In the lines below, find how many contain the word "this" and report that figure alone.

DATA LISTING:
══════

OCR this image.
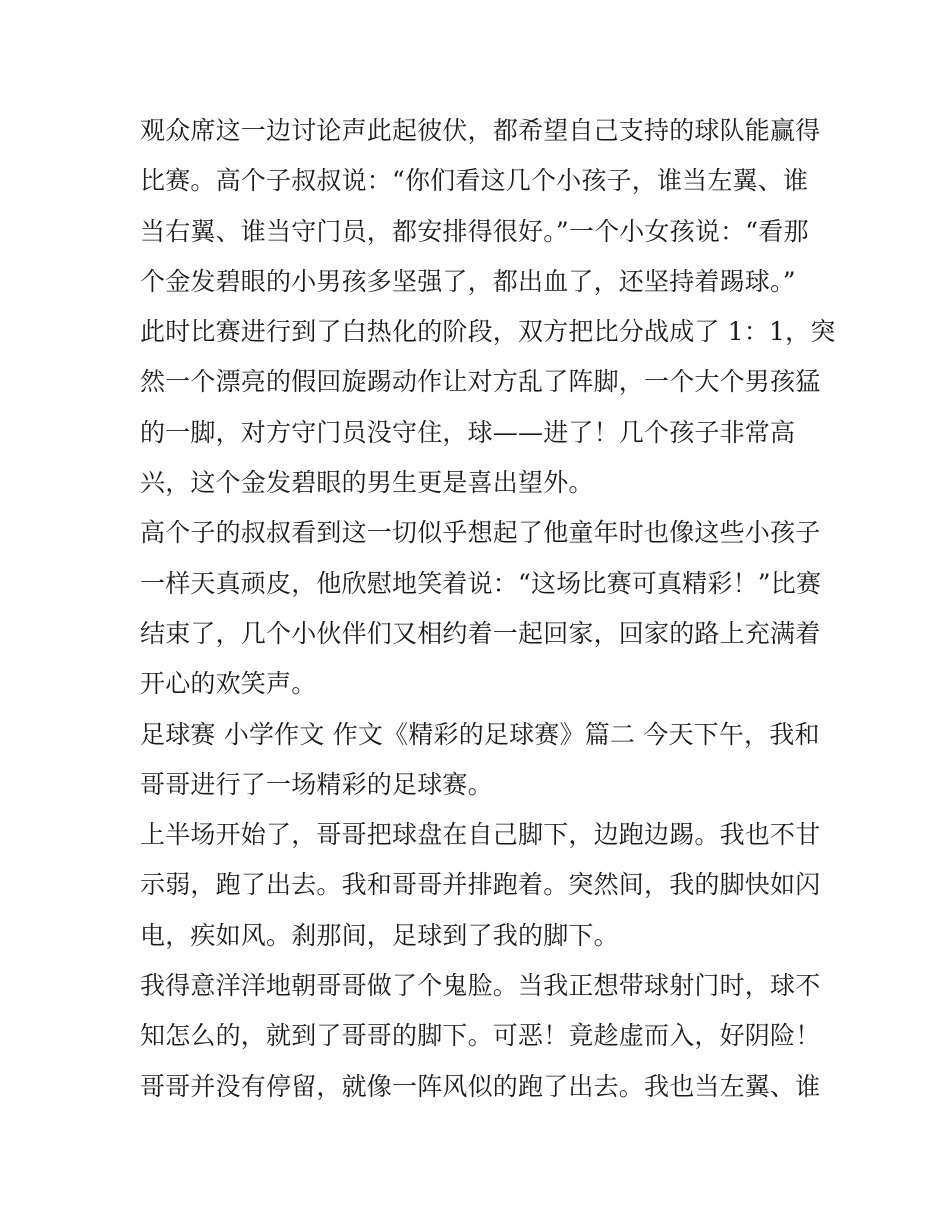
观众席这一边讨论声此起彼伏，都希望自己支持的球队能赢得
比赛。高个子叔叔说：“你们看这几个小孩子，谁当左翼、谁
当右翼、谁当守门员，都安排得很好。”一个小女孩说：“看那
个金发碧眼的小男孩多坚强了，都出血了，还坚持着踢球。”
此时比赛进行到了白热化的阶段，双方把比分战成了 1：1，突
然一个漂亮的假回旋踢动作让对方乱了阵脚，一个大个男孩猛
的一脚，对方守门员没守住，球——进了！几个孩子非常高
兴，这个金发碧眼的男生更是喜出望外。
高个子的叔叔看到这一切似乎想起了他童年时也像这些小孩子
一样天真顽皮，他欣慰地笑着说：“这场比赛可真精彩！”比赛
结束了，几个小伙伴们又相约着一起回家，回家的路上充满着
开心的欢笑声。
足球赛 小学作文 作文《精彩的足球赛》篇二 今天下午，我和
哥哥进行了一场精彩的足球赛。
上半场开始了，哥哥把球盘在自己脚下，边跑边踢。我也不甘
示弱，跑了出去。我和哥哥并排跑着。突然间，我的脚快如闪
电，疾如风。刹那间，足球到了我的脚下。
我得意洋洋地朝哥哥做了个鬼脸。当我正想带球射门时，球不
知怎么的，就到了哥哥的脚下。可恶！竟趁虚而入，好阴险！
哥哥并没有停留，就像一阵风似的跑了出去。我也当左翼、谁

══════

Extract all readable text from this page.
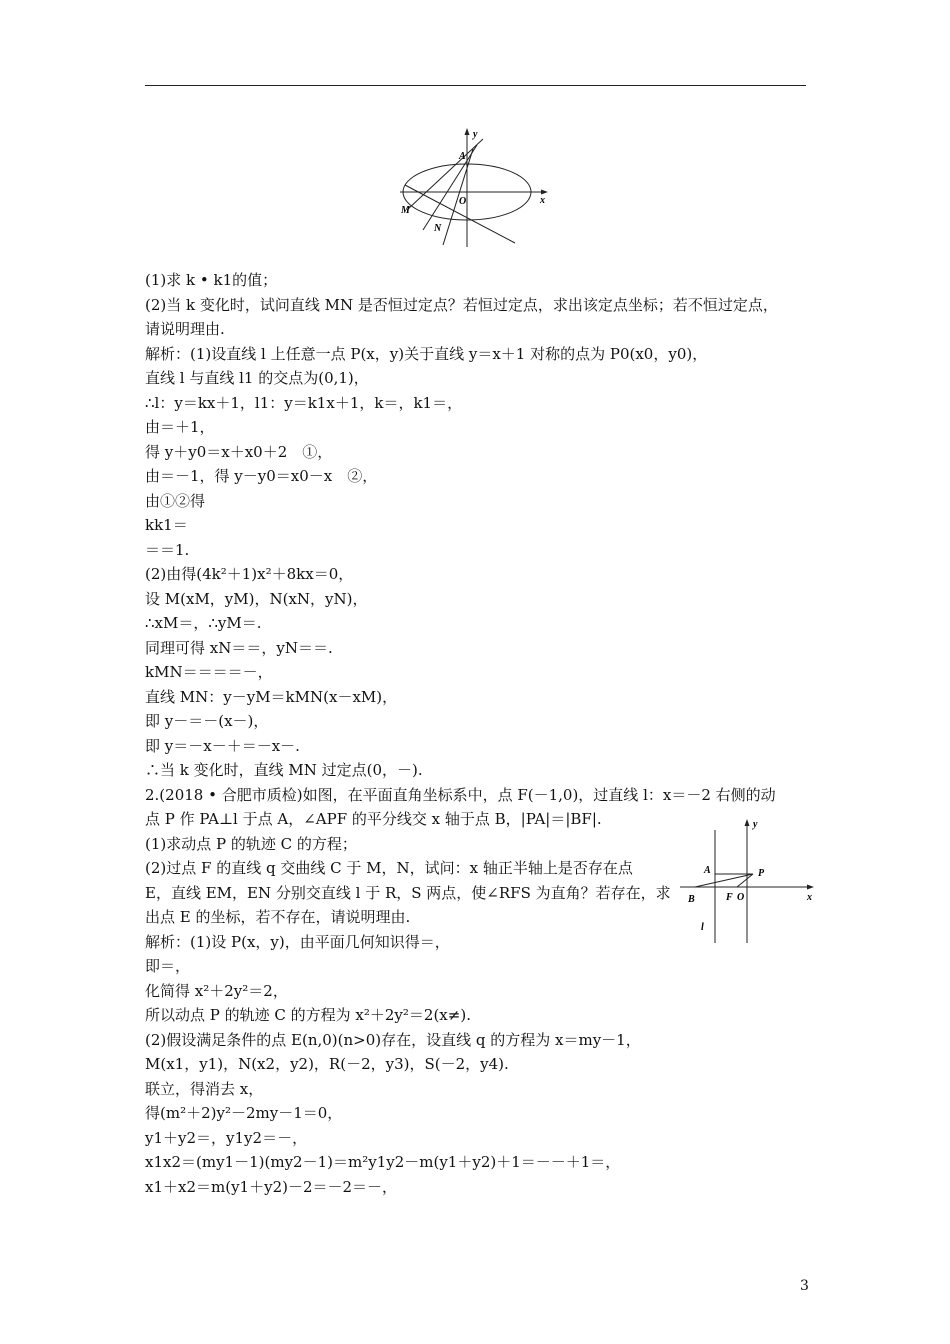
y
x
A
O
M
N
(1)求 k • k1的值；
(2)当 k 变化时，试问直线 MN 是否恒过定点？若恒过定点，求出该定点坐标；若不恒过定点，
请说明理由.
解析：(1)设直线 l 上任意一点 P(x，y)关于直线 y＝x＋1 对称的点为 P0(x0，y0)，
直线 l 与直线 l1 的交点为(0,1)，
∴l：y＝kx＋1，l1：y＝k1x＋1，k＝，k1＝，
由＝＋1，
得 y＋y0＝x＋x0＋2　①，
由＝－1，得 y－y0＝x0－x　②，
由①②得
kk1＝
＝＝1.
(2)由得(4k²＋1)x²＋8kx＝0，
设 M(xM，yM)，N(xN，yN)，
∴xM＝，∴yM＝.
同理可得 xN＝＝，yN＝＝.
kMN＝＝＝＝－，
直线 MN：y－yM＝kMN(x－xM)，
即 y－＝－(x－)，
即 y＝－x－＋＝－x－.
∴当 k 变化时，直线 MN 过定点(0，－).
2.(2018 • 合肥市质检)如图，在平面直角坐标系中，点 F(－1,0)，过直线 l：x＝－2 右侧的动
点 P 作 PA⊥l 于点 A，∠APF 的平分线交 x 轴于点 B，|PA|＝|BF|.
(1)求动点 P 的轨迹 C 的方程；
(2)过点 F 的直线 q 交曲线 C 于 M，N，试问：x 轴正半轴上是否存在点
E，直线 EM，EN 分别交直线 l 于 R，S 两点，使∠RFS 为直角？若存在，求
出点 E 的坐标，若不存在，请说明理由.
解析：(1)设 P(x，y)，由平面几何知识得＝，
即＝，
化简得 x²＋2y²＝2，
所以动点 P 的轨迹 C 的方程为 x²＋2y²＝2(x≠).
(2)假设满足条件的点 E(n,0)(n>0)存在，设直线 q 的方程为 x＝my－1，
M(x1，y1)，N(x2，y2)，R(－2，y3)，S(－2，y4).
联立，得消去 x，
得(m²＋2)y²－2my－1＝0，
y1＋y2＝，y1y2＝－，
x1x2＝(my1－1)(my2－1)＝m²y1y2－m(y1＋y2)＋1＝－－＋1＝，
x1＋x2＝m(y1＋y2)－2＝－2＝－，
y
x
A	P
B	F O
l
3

══════

OUTPUT:
2